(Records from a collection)
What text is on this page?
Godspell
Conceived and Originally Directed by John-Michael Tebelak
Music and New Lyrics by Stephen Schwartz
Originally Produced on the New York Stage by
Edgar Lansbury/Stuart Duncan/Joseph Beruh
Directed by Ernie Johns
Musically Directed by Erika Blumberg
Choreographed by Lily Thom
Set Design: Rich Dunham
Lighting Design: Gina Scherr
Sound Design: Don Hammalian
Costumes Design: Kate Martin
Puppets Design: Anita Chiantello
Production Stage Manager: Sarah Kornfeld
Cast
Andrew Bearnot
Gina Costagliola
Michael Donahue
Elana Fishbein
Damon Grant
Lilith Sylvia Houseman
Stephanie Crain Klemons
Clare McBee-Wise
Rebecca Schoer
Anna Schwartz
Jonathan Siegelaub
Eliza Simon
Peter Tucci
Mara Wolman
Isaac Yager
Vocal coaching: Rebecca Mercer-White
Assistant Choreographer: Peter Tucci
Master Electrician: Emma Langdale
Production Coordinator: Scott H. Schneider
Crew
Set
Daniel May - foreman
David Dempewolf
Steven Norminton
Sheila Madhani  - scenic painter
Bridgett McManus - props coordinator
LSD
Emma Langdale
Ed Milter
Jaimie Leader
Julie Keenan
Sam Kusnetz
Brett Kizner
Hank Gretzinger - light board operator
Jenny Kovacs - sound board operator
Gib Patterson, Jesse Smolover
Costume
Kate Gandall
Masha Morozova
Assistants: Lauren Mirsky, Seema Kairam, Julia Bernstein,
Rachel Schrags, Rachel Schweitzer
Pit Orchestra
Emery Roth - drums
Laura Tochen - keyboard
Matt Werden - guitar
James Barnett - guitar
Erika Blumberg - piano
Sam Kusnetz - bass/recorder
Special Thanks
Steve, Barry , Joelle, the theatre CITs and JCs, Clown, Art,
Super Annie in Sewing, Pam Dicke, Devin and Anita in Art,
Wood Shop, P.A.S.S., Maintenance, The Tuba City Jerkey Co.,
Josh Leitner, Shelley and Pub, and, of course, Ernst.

### TASK REQUIREMENTS
Return the lines above exactly, keeping every word.

### EXPECTED ANSWER
What text is on this page?
Godspell
Conceived and Originally Directed by John-Michael Tebelak
Music and New Lyrics by Stephen Schwartz
Originally Produced on the New York Stage by
Edgar Lansbury/Stuart Duncan/Joseph Beruh
Directed by Ernie Johns
Musically Directed by Erika Blumberg
Choreographed by Lily Thom
Set Design: Rich Dunham
Lighting Design: Gina Scherr
Sound Design: Don Hammalian
Costumes Design: Kate Martin
Puppets Design: Anita Chiantello
Production Stage Manager: Sarah Kornfeld
Cast
Andrew Bearnot
Gina Costagliola
Michael Donahue
Elana Fishbein
Damon Grant
Lilith Sylvia Houseman
Stephanie Crain Klemons
Clare McBee-Wise
Rebecca Schoer
Anna Schwartz
Jonathan Siegelaub
Eliza Simon
Peter Tucci
Mara Wolman
Isaac Yager
Vocal coaching: Rebecca Mercer-White
Assistant Choreographer: Peter Tucci
Master Electrician: Emma Langdale
Production Coordinator: Scott H. Schneider
Crew
Set
Daniel May - foreman
David Dempewolf
Steven Norminton
Sheila Madhani  - scenic painter
Bridgett McManus - props coordinator
LSD
Emma Langdale
Ed Milter
Jaimie Leader
Julie Keenan
Sam Kusnetz
Brett Kizner
Hank Gretzinger - light board operator
Jenny Kovacs - sound board operator
Gib Patterson, Jesse Smolover
Costume
Kate Gandall
Masha Morozova
Assistants: Lauren Mirsky, Seema Kairam, Julia Bernstein,
Rachel Schrags, Rachel Schweitzer
Pit Orchestra
Emery Roth - drums
Laura Tochen - keyboard
Matt Werden - guitar
James Barnett - guitar
Erika Blumberg - piano
Sam Kusnetz - bass/recorder
Special Thanks
Steve, Barry , Joelle, the theatre CITs and JCs, Clown, Art,
Super Annie in Sewing, Pam Dicke, Devin and Anita in Art,
Wood Shop, P.A.S.S., Maintenance, The Tuba City Jerkey Co.,
Josh Leitner, Shelley and Pub, and, of course, Ernst.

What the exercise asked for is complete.